> 課題の目的: アパレル関連銘柄の騰落率を扱った下の文章を、一字も変えずに全文書き写すこと。

SEVENTIE TWOではファッション&アパレル関連の83銘柄を選び、月ごとの騰落率をランキングしている。今回は2022年2月の騰落率ランキングを発表する。

2月の日本株の概況だが、日経平均株価は2月1日に2万7167円14銭で始まり、2月28日に2万6526円82銭で終わった。640円32銭の値下がりで、率にして2.4%の下落だった。なんと言っても、2月24日にロシアがウクライナに侵攻したのがショッキングで、この日、日経平均は2万6000円をあっさり割り込んだ。この日は2万6281円35銭で始まり2万5970円82銭の310円53銭安で終わっている。しかしその後の立ち直りは早く、翌日以降は2万6000円台をキープしている。予断は許さないが、ウクライナ侵攻については一過性のショックだと考えてよさそうだ。先月も書いたが、FRB(米連邦準備理事会)の利上げ実施が3月にも本格的スタートになる予定だし、またウクライナ侵攻の影響もあり世界的なインフレがさらに悪化していることも株価を押し下げる原因になっている。もちろん1月から猛威を奮っているオミクロン株による第6次感染拡大も大きなマイナスインパクトであることは言うまでもない。一方、この間SEVENTIE TWOが選んだファッション&アパレル関連83銘柄の株価合計については、−3.1%だった。83銘柄中値上がりは37銘柄、変わらずは1銘柄、値下がりは45銘柄だった。

> 生データ:

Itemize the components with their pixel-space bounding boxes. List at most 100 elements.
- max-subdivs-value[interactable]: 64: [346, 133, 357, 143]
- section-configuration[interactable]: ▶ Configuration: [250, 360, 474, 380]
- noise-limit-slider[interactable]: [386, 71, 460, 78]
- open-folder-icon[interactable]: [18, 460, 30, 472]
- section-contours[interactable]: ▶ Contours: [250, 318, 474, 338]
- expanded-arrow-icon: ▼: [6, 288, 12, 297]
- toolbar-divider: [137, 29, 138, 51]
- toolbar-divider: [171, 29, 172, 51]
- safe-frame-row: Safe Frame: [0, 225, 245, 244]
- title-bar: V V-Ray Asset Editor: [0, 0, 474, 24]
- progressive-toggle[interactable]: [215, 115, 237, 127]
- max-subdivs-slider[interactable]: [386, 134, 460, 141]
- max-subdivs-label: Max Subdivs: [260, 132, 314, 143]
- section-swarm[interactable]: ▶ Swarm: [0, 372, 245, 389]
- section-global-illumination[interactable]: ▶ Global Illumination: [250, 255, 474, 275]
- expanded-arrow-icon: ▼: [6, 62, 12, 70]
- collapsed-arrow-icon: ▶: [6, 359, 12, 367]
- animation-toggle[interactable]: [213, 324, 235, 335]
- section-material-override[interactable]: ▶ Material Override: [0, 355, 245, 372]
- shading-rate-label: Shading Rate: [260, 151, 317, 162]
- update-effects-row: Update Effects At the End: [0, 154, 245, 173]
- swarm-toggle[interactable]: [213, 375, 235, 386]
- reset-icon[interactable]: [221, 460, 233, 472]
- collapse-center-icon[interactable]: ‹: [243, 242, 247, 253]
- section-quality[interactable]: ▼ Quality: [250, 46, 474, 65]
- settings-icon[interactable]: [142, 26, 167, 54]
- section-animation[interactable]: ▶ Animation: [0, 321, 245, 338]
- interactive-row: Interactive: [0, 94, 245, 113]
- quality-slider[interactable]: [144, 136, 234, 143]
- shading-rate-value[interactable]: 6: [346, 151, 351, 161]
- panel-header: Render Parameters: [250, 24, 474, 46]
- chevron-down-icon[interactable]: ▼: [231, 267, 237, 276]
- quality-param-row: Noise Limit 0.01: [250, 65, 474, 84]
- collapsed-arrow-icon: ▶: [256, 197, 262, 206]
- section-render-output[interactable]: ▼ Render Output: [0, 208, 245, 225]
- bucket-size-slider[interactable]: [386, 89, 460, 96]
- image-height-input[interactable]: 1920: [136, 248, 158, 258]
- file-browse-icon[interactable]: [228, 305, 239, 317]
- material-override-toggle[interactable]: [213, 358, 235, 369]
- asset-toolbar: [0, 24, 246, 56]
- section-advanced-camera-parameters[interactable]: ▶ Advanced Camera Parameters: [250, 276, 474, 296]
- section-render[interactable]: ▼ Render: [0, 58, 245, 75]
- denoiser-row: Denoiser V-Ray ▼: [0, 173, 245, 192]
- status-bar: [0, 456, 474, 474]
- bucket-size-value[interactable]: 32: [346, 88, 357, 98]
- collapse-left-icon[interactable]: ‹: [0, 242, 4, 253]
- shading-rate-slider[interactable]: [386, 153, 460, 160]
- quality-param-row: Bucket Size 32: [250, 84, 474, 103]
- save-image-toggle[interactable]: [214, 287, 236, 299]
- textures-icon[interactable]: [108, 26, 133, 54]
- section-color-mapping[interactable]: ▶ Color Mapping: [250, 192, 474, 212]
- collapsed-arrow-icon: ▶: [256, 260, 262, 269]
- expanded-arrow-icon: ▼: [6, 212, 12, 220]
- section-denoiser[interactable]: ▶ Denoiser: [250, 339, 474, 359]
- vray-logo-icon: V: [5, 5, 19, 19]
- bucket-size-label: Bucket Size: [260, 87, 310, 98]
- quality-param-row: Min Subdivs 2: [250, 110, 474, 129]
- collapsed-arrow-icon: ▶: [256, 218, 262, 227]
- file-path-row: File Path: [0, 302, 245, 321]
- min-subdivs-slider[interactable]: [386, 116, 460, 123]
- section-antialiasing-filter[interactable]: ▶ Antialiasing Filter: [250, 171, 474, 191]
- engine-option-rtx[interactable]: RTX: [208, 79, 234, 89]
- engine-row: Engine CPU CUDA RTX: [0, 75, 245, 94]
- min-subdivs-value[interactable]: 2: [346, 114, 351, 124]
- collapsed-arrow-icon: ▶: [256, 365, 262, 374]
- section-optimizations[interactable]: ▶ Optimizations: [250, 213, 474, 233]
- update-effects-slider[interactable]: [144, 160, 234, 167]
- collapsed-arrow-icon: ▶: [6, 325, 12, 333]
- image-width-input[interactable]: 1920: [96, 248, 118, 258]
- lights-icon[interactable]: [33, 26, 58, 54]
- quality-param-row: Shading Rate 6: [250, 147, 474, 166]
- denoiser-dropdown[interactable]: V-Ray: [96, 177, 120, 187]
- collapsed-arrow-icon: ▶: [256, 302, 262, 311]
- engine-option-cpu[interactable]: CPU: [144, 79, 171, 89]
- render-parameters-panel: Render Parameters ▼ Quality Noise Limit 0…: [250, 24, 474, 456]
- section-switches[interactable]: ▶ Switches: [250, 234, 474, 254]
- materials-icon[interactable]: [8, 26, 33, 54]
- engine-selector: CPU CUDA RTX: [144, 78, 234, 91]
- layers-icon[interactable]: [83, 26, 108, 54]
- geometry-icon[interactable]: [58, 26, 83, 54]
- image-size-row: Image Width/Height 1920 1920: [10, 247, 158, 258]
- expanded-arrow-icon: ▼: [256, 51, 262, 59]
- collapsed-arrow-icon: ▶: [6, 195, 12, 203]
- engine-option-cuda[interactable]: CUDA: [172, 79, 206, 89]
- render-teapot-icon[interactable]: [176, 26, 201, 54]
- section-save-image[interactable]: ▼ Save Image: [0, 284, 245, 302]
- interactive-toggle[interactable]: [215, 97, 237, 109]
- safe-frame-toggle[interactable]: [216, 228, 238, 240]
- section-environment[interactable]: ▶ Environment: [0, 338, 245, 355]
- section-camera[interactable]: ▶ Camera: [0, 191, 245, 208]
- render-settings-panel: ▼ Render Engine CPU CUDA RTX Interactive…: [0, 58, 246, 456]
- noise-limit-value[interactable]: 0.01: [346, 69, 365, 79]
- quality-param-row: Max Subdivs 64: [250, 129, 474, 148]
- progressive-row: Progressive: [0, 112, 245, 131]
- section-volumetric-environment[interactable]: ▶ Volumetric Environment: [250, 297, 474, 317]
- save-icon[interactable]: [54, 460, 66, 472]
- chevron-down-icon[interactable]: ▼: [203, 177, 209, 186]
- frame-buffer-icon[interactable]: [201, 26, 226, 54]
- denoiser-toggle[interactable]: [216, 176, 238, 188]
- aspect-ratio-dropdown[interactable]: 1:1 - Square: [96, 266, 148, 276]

> 記述回答:
SEVENTIE TWOではファッション&アパレル関連の83銘柄を選び、月ごとの騰落率をランキングしている。今回は2022年2月の騰落率ランキングを発表する。

2月の日本株の概況だが、日経平均株価は2月1日に2万7167円14銭で始まり、2月28日に2万6526円82銭で終わった。640円32銭の値下がりで、率にして2.4%の下落だった。なんと言っても、2月24日にロシアがウクライナに侵攻したのがショッキングで、この日、日経平均は2万6000円をあっさり割り込んだ。この日は2万6281円35銭で始まり2万5970円82銭の310円53銭安で終わっている。しかしその後の立ち直りは早く、翌日以降は2万6000円台をキープしている。予断は許さないが、ウクライナ侵攻については一過性のショックだと考えてよさそうだ。先月も書いたが、FRB(米連邦準備理事会)の利上げ実施が3月にも本格的スタートになる予定だし、またウクライナ侵攻の影響もあり世界的なインフレがさらに悪化していることも株価を押し下げる原因になっている。もちろん1月から猛威を奮っているオミクロン株による第6次感染拡大も大きなマイナスインパクトであることは言うまでもない。一方、この間SEVENTIE TWOが選んだファッション&アパレル関連83銘柄の株価合計については、−3.1%だった。83銘柄中値上がりは37銘柄、変わらずは1銘柄、値下がりは45銘柄だった。